Por fim, a matéria ressalta que os
compradores israelenses argumentaram que estão adquirindo terrenos para seus
netos. Esse tipo de compra se tornou legal em 2000 e cresce a cada ano, fazendo
com que o preço dos lotes na Lua suba com o desenvolvimento dos programas
espaciais norte-americanos.
Enquanto isso, cá na Terra, segundo
dados da ONU (Organização das Nações Unidas) de 2005, mais de um bilhão de pessoas no mundo vivem com menos de 1
dólar (pouco mais de 2 reais) por dia; 11 milhões de crianças morrem a cada ano
de doenças que poderiam ter sido evitadas (a cada quatro minutos uma criança fica cega
por falta de vitamina A e a cada sete segundos uma morre devido à desnutrição);
840 milhões de pessoas vivem com fome crônica (100 mil morrem todos os dias por este motivo)
e outro bilhão não tem acesso à água potável.
A
irracionalidade não termina aí: os israelenses que querem construir colônias de
férias fora da Terra fazem parte do 0,1% da população mundial que possui 54% de
toda riqueza produzida no planeta. É realmente impossível alguém ser feliz num
mundo com tamanha desigualdade.
Essa discrepância
é tão irracional que motivou a produção de um documento da ONU de três mil
páginas (encadernadas em 13 livros) – batizado de “Metas do Milênio”. Ele não
só assegura ser possível extinguir a miséria no mundo, como aponta as soluções para
isso. A primeira delas destaca que se os países ricos cumprissem a promessa de
investir 0,7% do Produto Interno Bruto (PIB) em ajuda ao desenvolvimento – percentual
este definido num acordo firmado em 1970, mais de 500 milhões de pessoas
poderiam sair da miséria e dezenas de milhares escapariam da morte já na
próxima década. Por exemplo, ações simples como colocar mosquiteiros na cama de
crianças bastariam para salvar a vida de milhares delas que vão morrer por
causa da malária na África e na Ásia.

Dados apresentados:
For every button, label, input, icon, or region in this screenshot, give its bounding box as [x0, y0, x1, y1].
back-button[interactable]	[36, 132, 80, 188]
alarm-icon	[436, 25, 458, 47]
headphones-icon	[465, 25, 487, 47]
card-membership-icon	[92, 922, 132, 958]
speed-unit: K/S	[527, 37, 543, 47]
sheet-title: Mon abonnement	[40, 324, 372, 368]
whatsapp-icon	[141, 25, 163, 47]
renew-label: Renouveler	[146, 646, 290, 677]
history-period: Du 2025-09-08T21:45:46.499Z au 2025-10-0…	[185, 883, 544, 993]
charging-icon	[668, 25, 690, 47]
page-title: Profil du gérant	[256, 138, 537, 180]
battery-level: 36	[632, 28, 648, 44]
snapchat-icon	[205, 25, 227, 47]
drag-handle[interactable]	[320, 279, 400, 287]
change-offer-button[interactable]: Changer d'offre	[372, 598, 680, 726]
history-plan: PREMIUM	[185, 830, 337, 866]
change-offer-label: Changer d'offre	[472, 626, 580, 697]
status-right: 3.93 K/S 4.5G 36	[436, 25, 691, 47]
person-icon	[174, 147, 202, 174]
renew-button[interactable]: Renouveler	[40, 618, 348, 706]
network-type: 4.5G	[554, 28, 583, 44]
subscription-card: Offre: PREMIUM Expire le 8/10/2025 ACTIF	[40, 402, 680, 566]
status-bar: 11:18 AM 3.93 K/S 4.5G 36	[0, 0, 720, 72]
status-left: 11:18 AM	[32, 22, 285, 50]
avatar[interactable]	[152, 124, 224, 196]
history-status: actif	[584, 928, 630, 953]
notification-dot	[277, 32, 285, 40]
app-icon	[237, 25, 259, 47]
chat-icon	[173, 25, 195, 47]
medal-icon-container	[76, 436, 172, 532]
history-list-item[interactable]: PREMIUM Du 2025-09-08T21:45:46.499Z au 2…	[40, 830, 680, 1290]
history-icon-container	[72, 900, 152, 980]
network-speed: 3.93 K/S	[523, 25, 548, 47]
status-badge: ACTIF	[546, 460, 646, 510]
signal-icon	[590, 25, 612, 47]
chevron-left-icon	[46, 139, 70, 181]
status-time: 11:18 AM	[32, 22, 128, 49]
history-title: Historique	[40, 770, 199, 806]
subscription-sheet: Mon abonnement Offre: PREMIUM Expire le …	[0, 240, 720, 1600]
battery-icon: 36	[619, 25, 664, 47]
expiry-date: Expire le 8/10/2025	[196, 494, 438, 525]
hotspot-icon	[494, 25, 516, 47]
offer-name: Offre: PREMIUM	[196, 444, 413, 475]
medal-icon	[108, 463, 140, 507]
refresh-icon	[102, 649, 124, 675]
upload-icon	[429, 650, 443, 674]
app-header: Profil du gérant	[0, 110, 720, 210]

Seu objetivo:
Transcreva na íntegra, sem nenhuma alteração, o texto sobre a compra de lotes na Lua e a desigualdade no mundo. Os registros não têm relação alguma com o texto.

Solução:
Por fim, a matéria ressalta que os
compradores israelenses argumentaram que estão adquirindo terrenos para seus
netos. Esse tipo de compra se tornou legal em 2000 e cresce a cada ano, fazendo
com que o preço dos lotes na Lua suba com o desenvolvimento dos programas
espaciais norte-americanos.
Enquanto isso, cá na Terra, segundo
dados da ONU (Organização das Nações Unidas) de 2005, mais de um bilhão de pessoas no mundo vivem com menos de 1
dólar (pouco mais de 2 reais) por dia; 11 milhões de crianças morrem a cada ano
de doenças que poderiam ter sido evitadas (a cada quatro minutos uma criança fica cega
por falta de vitamina A e a cada sete segundos uma morre devido à desnutrição);
840 milhões de pessoas vivem com fome crônica (100 mil morrem todos os dias por este motivo)
e outro bilhão não tem acesso à água potável.
A
irracionalidade não termina aí: os israelenses que querem construir colônias de
férias fora da Terra fazem parte do 0,1% da população mundial que possui 54% de
toda riqueza produzida no planeta. É realmente impossível alguém ser feliz num
mundo com tamanha desigualdade.
Essa discrepância
é tão irracional que motivou a produção de um documento da ONU de três mil
páginas (encadernadas em 13 livros) – batizado de “Metas do Milênio”. Ele não
só assegura ser possível extinguir a miséria no mundo, como aponta as soluções para
isso. A primeira delas destaca que se os países ricos cumprissem a promessa de
investir 0,7% do Produto Interno Bruto (PIB) em ajuda ao desenvolvimento – percentual
este definido num acordo firmado em 1970, mais de 500 milhões de pessoas
poderiam sair da miséria e dezenas de milhares escapariam da morte já na
próxima década. Por exemplo, ações simples como colocar mosquiteiros na cama de
crianças bastariam para salvar a vida de milhares delas que vão morrer por
causa da malária na África e na Ásia.